### STATED TASK:
From the records below, pull each line that has "басынан".

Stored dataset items
(begin)
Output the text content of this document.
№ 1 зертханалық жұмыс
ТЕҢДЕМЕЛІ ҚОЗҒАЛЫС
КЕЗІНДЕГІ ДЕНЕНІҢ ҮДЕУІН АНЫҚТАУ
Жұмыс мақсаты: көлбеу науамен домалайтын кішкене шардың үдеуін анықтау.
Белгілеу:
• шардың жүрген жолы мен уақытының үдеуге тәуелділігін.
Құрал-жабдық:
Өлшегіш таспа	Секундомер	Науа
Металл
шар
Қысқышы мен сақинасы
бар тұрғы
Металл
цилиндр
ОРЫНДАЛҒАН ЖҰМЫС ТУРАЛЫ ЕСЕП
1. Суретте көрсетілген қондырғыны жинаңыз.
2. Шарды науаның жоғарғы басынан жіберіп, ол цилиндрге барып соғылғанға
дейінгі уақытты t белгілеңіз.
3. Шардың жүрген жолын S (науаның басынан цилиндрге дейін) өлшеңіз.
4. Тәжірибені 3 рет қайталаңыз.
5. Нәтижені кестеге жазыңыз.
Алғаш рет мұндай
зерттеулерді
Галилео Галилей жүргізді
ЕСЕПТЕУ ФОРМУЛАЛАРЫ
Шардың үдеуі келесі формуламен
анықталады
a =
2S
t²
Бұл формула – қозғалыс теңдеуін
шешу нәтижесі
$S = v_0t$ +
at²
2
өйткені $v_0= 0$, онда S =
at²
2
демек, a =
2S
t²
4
(end)
### ANSWER IN FULL:
2. Шарды науаның жоғарғы басынан жіберіп, ол цилиндрге барып соғылғанға
3. Шардың жүрген жолын S (науаның басынан цилиндрге дейін) өлшеңіз.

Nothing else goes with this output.